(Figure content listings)
--*--
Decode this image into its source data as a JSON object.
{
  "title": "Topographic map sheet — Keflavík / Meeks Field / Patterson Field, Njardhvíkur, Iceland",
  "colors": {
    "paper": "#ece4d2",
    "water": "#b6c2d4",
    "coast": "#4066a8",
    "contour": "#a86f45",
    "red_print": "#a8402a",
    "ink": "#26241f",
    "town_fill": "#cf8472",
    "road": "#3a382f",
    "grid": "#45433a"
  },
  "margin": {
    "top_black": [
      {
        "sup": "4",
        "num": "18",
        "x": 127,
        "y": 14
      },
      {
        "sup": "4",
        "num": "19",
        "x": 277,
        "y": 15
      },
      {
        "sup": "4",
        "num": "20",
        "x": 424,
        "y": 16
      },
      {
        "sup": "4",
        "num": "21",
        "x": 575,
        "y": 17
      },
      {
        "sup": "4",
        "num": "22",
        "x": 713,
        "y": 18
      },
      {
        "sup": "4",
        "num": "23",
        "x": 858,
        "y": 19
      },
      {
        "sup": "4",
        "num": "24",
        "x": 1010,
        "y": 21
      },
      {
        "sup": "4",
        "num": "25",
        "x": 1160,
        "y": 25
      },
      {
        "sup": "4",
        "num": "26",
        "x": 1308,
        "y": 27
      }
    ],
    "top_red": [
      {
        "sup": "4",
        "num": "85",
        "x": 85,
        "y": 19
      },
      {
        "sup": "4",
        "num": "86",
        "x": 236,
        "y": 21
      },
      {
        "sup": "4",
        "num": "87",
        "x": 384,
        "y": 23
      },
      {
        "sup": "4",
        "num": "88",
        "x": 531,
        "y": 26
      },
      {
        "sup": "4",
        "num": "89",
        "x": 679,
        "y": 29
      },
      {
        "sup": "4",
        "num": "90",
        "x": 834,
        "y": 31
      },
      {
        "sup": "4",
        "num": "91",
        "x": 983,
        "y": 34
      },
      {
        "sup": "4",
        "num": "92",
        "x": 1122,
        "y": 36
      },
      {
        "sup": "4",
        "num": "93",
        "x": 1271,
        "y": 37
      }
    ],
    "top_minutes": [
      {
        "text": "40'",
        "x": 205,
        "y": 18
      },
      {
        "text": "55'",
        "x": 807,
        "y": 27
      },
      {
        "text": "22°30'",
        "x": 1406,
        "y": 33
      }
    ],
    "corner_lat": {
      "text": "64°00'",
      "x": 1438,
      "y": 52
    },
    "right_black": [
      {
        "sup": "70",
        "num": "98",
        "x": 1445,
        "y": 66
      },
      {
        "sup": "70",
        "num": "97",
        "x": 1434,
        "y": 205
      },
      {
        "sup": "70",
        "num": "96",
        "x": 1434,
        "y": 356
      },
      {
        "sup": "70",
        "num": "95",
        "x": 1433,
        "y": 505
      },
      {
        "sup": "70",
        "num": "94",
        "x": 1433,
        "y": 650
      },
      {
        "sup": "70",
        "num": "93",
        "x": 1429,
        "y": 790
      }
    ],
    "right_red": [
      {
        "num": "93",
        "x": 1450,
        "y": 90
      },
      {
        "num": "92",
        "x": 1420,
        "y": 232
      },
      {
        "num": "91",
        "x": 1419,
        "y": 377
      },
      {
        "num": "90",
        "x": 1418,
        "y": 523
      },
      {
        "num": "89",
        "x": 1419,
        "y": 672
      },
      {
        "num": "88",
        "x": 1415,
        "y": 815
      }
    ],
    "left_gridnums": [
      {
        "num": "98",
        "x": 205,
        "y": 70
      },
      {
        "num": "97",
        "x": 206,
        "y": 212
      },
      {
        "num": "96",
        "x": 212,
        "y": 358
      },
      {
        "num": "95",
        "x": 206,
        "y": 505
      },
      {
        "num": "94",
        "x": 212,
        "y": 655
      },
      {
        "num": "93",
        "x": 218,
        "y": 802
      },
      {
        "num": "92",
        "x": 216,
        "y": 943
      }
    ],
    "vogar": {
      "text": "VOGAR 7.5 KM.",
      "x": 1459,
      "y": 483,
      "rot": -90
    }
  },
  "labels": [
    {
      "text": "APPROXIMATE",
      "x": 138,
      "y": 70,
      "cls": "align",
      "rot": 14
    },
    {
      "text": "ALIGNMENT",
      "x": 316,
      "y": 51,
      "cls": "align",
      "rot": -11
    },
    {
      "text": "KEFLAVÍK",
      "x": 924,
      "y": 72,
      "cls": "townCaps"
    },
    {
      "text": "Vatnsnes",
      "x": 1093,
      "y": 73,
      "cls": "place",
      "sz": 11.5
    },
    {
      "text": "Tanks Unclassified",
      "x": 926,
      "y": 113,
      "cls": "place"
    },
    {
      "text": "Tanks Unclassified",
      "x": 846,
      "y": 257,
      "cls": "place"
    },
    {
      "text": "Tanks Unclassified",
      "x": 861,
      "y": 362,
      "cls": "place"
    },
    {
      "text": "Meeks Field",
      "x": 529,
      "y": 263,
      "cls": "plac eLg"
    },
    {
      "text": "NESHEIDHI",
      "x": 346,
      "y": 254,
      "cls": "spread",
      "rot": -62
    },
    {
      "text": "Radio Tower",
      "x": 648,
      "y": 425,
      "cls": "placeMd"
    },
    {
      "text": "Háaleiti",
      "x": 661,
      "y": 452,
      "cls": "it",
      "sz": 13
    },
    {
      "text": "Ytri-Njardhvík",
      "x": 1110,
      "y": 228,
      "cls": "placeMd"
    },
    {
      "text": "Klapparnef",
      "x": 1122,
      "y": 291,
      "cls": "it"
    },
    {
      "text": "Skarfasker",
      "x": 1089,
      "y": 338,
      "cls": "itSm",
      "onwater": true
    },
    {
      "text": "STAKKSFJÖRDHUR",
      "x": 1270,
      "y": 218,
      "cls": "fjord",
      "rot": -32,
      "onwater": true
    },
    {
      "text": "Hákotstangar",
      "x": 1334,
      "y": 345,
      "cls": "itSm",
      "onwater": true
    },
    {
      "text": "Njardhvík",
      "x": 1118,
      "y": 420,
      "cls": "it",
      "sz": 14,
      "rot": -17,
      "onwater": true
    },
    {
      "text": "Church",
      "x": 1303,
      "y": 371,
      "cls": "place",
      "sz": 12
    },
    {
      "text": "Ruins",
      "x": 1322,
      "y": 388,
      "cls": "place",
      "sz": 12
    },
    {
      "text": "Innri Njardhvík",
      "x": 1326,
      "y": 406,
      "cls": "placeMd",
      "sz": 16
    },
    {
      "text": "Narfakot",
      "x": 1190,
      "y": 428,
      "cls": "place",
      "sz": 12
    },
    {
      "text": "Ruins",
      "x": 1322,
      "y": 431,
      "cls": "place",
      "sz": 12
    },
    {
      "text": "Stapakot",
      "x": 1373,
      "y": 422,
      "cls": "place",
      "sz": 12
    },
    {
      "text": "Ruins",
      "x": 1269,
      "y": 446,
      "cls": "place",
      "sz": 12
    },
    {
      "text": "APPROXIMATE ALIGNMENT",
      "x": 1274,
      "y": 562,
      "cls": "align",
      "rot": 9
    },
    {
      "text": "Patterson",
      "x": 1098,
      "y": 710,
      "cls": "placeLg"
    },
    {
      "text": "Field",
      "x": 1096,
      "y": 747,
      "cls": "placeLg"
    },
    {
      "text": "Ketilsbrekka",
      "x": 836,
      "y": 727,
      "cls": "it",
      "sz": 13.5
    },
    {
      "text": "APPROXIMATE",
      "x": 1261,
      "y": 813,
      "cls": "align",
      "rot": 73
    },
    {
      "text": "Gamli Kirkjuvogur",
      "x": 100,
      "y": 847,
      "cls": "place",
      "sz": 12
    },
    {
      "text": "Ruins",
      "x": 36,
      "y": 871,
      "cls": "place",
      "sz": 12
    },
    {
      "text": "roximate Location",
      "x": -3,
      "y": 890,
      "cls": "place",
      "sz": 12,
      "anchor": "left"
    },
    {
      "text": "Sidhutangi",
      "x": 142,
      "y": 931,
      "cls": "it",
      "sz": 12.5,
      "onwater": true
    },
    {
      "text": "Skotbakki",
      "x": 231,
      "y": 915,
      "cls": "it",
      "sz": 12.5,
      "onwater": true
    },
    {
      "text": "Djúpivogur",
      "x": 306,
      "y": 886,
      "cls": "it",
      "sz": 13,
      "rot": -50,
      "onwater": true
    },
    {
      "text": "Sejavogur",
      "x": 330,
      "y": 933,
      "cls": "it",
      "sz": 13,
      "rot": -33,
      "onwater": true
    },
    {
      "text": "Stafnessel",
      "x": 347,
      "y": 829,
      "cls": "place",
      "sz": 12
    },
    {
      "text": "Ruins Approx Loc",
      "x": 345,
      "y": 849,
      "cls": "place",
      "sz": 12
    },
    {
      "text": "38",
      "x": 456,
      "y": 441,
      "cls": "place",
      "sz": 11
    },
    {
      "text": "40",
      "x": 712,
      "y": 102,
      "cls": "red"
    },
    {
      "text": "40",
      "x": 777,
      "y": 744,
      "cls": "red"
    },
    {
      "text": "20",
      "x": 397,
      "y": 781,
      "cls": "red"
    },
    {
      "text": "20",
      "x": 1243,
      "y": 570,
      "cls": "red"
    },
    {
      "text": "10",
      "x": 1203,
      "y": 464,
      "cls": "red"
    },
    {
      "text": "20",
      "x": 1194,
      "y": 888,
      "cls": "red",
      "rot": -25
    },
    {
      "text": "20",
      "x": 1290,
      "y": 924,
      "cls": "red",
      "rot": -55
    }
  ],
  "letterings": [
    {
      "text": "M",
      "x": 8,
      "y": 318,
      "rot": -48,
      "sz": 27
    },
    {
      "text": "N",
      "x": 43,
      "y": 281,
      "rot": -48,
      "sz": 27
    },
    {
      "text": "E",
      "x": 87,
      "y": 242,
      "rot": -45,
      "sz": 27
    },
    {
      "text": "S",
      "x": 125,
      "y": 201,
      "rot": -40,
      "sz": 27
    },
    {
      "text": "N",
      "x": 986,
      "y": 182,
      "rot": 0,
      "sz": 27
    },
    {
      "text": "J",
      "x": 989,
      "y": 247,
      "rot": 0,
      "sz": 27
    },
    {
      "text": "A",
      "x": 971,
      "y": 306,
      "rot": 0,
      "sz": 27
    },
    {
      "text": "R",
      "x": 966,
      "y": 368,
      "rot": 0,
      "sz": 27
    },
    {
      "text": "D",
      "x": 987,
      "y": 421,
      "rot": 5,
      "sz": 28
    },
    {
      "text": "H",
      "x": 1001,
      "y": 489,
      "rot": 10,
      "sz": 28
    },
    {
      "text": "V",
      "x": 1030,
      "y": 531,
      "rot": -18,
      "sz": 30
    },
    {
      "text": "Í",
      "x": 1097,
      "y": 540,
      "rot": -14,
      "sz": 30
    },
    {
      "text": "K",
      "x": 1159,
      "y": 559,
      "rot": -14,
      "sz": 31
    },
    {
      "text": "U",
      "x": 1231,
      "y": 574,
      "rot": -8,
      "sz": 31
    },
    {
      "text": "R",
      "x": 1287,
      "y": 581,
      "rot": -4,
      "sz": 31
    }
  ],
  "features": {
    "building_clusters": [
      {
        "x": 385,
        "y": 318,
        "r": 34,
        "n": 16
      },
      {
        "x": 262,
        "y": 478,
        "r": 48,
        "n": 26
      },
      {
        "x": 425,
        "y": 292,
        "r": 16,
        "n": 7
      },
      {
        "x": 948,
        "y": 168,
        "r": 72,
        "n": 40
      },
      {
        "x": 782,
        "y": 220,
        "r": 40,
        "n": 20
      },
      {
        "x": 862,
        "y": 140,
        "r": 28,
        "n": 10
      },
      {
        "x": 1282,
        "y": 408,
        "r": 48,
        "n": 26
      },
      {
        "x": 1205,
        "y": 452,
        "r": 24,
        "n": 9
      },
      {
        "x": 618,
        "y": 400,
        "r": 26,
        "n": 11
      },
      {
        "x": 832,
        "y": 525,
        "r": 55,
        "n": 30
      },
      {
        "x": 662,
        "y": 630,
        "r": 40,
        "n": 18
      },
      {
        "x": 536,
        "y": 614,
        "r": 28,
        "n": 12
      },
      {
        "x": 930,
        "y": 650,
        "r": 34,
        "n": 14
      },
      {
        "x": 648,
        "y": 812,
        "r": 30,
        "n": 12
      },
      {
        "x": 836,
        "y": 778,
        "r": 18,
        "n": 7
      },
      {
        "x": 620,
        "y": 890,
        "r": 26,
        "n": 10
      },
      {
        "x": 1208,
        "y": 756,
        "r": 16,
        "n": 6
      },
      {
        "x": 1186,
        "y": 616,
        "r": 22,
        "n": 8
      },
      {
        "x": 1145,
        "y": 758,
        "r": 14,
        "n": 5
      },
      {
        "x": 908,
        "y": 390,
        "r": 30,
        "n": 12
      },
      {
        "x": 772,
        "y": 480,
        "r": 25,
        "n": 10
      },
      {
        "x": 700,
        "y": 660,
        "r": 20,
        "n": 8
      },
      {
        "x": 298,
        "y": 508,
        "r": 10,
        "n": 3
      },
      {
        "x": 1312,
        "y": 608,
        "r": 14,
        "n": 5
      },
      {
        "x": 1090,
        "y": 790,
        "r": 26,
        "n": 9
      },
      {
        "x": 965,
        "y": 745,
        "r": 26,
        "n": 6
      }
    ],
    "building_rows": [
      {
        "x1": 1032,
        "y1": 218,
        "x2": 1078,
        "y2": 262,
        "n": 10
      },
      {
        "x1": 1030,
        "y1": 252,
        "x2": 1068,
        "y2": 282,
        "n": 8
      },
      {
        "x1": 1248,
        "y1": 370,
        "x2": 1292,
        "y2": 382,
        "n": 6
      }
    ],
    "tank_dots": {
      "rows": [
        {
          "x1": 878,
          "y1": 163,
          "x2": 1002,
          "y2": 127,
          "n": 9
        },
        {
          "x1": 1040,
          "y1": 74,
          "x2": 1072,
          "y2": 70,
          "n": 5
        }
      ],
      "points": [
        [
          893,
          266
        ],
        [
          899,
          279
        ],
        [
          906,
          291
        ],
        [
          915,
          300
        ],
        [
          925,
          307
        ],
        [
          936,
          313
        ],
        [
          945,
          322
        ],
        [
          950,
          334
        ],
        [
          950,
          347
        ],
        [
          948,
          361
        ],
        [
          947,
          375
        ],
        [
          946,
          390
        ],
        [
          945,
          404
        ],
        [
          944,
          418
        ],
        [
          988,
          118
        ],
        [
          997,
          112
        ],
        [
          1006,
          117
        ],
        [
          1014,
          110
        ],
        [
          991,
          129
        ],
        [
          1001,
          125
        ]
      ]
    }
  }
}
--*--
» **EXERCISE INSTRUCTIONS**
Pull every line containing "ALIGNMENT" from the data.

» **RESPONSE TO THE EXERCISE**
      "text": "ALIGNMENT",
      "text": "APPROXIMATE ALIGNMENT",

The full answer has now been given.